## DIRECTIVE
Below is a block of records; repeat all of them exactly.

-- Start of GIVEN ENTRIES --

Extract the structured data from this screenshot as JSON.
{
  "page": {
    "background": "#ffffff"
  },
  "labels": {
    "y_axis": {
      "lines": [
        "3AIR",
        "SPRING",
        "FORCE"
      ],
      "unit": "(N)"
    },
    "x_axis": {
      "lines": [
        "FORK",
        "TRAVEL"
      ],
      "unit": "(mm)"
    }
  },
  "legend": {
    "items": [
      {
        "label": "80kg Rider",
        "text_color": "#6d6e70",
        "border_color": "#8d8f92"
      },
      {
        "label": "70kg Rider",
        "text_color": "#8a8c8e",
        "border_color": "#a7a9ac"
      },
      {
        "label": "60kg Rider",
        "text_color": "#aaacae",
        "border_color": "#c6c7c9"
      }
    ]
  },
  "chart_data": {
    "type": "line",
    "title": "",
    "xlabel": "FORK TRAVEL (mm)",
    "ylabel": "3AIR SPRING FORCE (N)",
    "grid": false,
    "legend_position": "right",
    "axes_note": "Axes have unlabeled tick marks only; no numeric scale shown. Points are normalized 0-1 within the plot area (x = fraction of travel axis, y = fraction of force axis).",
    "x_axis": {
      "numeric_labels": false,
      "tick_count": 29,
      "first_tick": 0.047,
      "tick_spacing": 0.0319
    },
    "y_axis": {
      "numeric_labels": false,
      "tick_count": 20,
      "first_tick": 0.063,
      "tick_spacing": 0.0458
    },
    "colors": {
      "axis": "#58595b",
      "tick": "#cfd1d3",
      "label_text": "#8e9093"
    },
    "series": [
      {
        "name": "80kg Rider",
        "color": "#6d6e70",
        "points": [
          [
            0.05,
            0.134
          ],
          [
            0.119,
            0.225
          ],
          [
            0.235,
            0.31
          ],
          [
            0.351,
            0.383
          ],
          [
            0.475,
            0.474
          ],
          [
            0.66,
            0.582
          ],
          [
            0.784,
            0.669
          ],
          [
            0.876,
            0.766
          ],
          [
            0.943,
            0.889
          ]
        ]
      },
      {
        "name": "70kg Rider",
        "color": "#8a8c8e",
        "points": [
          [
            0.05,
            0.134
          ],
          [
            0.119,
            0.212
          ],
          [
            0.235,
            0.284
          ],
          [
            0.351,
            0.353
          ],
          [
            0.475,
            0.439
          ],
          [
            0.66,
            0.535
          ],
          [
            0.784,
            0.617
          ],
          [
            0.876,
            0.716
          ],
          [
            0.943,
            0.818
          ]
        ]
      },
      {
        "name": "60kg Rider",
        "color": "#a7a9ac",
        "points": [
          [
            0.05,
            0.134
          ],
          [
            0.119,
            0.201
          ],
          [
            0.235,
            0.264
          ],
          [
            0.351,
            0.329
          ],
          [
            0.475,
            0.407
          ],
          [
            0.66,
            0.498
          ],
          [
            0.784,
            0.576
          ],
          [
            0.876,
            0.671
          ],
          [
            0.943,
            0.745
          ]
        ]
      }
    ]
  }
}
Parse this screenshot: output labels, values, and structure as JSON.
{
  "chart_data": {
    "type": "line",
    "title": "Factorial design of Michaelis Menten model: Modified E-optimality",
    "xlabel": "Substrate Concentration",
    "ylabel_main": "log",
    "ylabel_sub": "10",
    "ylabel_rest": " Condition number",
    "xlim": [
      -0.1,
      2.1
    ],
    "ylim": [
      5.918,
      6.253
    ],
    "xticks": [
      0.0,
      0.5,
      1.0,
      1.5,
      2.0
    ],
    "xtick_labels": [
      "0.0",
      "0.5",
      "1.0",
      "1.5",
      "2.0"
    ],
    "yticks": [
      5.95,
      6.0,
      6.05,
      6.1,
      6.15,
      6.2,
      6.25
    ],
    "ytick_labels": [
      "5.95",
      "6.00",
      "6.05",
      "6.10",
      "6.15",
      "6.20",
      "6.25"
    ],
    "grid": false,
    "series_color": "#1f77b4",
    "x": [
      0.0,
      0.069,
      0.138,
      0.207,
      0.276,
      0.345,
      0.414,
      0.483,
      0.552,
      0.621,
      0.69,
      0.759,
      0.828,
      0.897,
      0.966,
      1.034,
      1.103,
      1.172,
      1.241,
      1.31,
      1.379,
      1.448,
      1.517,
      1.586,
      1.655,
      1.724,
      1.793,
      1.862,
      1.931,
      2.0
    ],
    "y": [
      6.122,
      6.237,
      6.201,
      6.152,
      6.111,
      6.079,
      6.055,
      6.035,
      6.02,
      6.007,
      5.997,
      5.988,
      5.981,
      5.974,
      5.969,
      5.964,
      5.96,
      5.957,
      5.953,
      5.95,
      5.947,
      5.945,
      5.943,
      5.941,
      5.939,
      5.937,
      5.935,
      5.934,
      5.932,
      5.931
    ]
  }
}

-- End of GIVEN ENTRIES --

## EXERCISE ANSWER
Extract the structured data from this screenshot as JSON.
{
  "page": {
    "background": "#ffffff"
  },
  "labels": {
    "y_axis": {
      "lines": [
        "3AIR",
        "SPRING",
        "FORCE"
      ],
      "unit": "(N)"
    },
    "x_axis": {
      "lines": [
        "FORK",
        "TRAVEL"
      ],
      "unit": "(mm)"
    }
  },
  "legend": {
    "items": [
      {
        "label": "80kg Rider",
        "text_color": "#6d6e70",
        "border_color": "#8d8f92"
      },
      {
        "label": "70kg Rider",
        "text_color": "#8a8c8e",
        "border_color": "#a7a9ac"
      },
      {
        "label": "60kg Rider",
        "text_color": "#aaacae",
        "border_color": "#c6c7c9"
      }
    ]
  },
  "chart_data": {
    "type": "line",
    "title": "",
    "xlabel": "FORK TRAVEL (mm)",
    "ylabel": "3AIR SPRING FORCE (N)",
    "grid": false,
    "legend_position": "right",
    "axes_note": "Axes have unlabeled tick marks only; no numeric scale shown. Points are normalized 0-1 within the plot area (x = fraction of travel axis, y = fraction of force axis).",
    "x_axis": {
      "numeric_labels": false,
      "tick_count": 29,
      "first_tick": 0.047,
      "tick_spacing": 0.0319
    },
    "y_axis": {
      "numeric_labels": false,
      "tick_count": 20,
      "first_tick": 0.063,
      "tick_spacing": 0.0458
    },
    "colors": {
      "axis": "#58595b",
      "tick": "#cfd1d3",
      "label_text": "#8e9093"
    },
    "series": [
      {
        "name": "80kg Rider",
        "color": "#6d6e70",
        "points": [
          [
            0.05,
            0.134
          ],
          [
            0.119,
            0.225
          ],
          [
            0.235,
            0.31
          ],
          [
            0.351,
            0.383
          ],
          [
            0.475,
            0.474
          ],
          [
            0.66,
            0.582
          ],
          [
            0.784,
            0.669
          ],
          [
            0.876,
            0.766
          ],
          [
            0.943,
            0.889
          ]
        ]
      },
      {
        "name": "70kg Rider",
        "color": "#8a8c8e",
        "points": [
          [
            0.05,
            0.134
          ],
          [
            0.119,
            0.212
          ],
          [
            0.235,
            0.284
          ],
          [
            0.351,
            0.353
          ],
          [
            0.475,
            0.439
          ],
          [
            0.66,
            0.535
          ],
          [
            0.784,
            0.617
          ],
          [
            0.876,
            0.716
          ],
          [
            0.943,
            0.818
          ]
        ]
      },
      {
        "name": "60kg Rider",
        "color": "#a7a9ac",
        "points": [
          [
            0.05,
            0.134
          ],
          [
            0.119,
            0.201
          ],
          [
            0.235,
            0.264
          ],
          [
            0.351,
            0.329
          ],
          [
            0.475,
            0.407
          ],
          [
            0.66,
            0.498
          ],
          [
            0.784,
            0.576
          ],
          [
            0.876,
            0.671
          ],
          [
            0.943,
            0.745
          ]
        ]
      }
    ]
  }
}
Parse this screenshot: output labels, values, and structure as JSON.
{
  "chart_data": {
    "type": "line",
    "title": "Factorial design of Michaelis Menten model: Modified E-optimality",
    "xlabel": "Substrate Concentration",
    "ylabel_main": "log",
    "ylabel_sub": "10",
    "ylabel_rest": " Condition number",
    "xlim": [
      -0.1,
      2.1
    ],
    "ylim": [
      5.918,
      6.253
    ],
    "xticks": [
      0.0,
      0.5,
      1.0,
      1.5,
      2.0
    ],
    "xtick_labels": [
      "0.0",
      "0.5",
      "1.0",
      "1.5",
      "2.0"
    ],
    "yticks": [
      5.95,
      6.0,
      6.05,
      6.1,
      6.15,
      6.2,
      6.25
    ],
    "ytick_labels": [
      "5.95",
      "6.00",
      "6.05",
      "6.10",
      "6.15",
      "6.20",
      "6.25"
    ],
    "grid": false,
    "series_color": "#1f77b4",
    "x": [
      0.0,
      0.069,
      0.138,
      0.207,
      0.276,
      0.345,
      0.414,
      0.483,
      0.552,
      0.621,
      0.69,
      0.759,
      0.828,
      0.897,
      0.966,
      1.034,
      1.103,
      1.172,
      1.241,
      1.31,
      1.379,
      1.448,
      1.517,
      1.586,
      1.655,
      1.724,
      1.793,
      1.862,
      1.931,
      2.0
    ],
    "y": [
      6.122,
      6.237,
      6.201,
      6.152,
      6.111,
      6.079,
      6.055,
      6.035,
      6.02,
      6.007,
      5.997,
      5.988,
      5.981,
      5.974,
      5.969,
      5.964,
      5.96,
      5.957,
      5.953,
      5.95,
      5.947,
      5.945,
      5.943,
      5.941,
      5.939,
      5.937,
      5.935,
      5.934,
      5.932,
      5.931
    ]
  }
}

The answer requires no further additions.